# [WHAT TO WORK ON]
Please write out the complete listing that follows, exactly as it reads.

>> start LISTING

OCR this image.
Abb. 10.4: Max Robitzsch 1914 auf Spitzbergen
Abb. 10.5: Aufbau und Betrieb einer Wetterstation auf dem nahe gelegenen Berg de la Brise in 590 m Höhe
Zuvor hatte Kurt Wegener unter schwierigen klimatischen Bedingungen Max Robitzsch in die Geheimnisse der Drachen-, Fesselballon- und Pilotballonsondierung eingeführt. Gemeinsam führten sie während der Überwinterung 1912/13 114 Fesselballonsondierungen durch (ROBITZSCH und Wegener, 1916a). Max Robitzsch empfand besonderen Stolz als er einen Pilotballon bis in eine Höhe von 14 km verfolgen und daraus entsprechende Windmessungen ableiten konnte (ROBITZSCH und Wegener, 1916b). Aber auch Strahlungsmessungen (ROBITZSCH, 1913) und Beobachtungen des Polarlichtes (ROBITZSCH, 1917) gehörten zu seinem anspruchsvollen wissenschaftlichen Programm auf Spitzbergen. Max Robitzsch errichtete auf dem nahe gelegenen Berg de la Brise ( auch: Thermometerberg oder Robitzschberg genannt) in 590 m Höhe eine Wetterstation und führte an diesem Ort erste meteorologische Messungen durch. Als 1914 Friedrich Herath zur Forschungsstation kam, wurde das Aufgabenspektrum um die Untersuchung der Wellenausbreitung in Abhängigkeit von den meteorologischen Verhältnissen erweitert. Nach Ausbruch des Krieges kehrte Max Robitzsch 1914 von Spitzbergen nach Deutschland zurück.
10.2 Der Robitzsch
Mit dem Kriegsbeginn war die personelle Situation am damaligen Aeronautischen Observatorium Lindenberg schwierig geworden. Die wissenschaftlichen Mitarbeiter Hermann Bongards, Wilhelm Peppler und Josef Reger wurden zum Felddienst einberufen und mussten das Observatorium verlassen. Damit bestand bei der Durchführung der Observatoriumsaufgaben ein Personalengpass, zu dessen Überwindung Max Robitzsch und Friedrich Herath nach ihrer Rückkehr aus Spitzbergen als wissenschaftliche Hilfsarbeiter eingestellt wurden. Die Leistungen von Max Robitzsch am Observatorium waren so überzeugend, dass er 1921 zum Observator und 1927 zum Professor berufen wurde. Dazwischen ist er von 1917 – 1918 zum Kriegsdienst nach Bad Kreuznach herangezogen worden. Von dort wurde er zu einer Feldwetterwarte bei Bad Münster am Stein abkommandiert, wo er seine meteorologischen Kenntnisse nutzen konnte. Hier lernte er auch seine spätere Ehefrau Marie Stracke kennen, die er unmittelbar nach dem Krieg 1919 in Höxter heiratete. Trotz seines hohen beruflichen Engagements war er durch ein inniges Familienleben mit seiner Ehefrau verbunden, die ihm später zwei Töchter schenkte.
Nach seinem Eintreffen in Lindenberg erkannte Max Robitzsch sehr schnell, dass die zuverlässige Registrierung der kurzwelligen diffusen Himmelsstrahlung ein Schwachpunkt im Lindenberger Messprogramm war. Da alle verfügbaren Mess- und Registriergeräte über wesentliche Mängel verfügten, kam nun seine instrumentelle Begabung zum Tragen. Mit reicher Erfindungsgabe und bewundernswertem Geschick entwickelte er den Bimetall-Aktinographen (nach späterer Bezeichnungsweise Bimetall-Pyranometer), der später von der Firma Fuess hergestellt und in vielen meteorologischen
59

>> end LISTING

# [ANSWER FOR THE TASK]
OCR this image.
Abb. 10.4: Max Robitzsch 1914 auf Spitzbergen
Abb. 10.5: Aufbau und Betrieb einer Wetterstation auf dem nahe gelegenen Berg de la Brise in 590 m Höhe
Zuvor hatte Kurt Wegener unter schwierigen klimatischen Bedingungen Max Robitzsch in die Geheimnisse der Drachen-, Fesselballon- und Pilotballonsondierung eingeführt. Gemeinsam führten sie während der Überwinterung 1912/13 114 Fesselballonsondierungen durch (ROBITZSCH und Wegener, 1916a). Max Robitzsch empfand besonderen Stolz als er einen Pilotballon bis in eine Höhe von 14 km verfolgen und daraus entsprechende Windmessungen ableiten konnte (ROBITZSCH und Wegener, 1916b). Aber auch Strahlungsmessungen (ROBITZSCH, 1913) und Beobachtungen des Polarlichtes (ROBITZSCH, 1917) gehörten zu seinem anspruchsvollen wissenschaftlichen Programm auf Spitzbergen. Max Robitzsch errichtete auf dem nahe gelegenen Berg de la Brise ( auch: Thermometerberg oder Robitzschberg genannt) in 590 m Höhe eine Wetterstation und führte an diesem Ort erste meteorologische Messungen durch. Als 1914 Friedrich Herath zur Forschungsstation kam, wurde das Aufgabenspektrum um die Untersuchung der Wellenausbreitung in Abhängigkeit von den meteorologischen Verhältnissen erweitert. Nach Ausbruch des Krieges kehrte Max Robitzsch 1914 von Spitzbergen nach Deutschland zurück.
10.2 Der Robitzsch
Mit dem Kriegsbeginn war die personelle Situation am damaligen Aeronautischen Observatorium Lindenberg schwierig geworden. Die wissenschaftlichen Mitarbeiter Hermann Bongards, Wilhelm Peppler und Josef Reger wurden zum Felddienst einberufen und mussten das Observatorium verlassen. Damit bestand bei der Durchführung der Observatoriumsaufgaben ein Personalengpass, zu dessen Überwindung Max Robitzsch und Friedrich Herath nach ihrer Rückkehr aus Spitzbergen als wissenschaftliche Hilfsarbeiter eingestellt wurden. Die Leistungen von Max Robitzsch am Observatorium waren so überzeugend, dass er 1921 zum Observator und 1927 zum Professor berufen wurde. Dazwischen ist er von 1917 – 1918 zum Kriegsdienst nach Bad Kreuznach herangezogen worden. Von dort wurde er zu einer Feldwetterwarte bei Bad Münster am Stein abkommandiert, wo er seine meteorologischen Kenntnisse nutzen konnte. Hier lernte er auch seine spätere Ehefrau Marie Stracke kennen, die er unmittelbar nach dem Krieg 1919 in Höxter heiratete. Trotz seines hohen beruflichen Engagements war er durch ein inniges Familienleben mit seiner Ehefrau verbunden, die ihm später zwei Töchter schenkte.
Nach seinem Eintreffen in Lindenberg erkannte Max Robitzsch sehr schnell, dass die zuverlässige Registrierung der kurzwelligen diffusen Himmelsstrahlung ein Schwachpunkt im Lindenberger Messprogramm war. Da alle verfügbaren Mess- und Registriergeräte über wesentliche Mängel verfügten, kam nun seine instrumentelle Begabung zum Tragen. Mit reicher Erfindungsgabe und bewundernswertem Geschick entwickelte er den Bimetall-Aktinographen (nach späterer Bezeichnungsweise Bimetall-Pyranometer), der später von der Firma Fuess hergestellt und in vielen meteorologischen
59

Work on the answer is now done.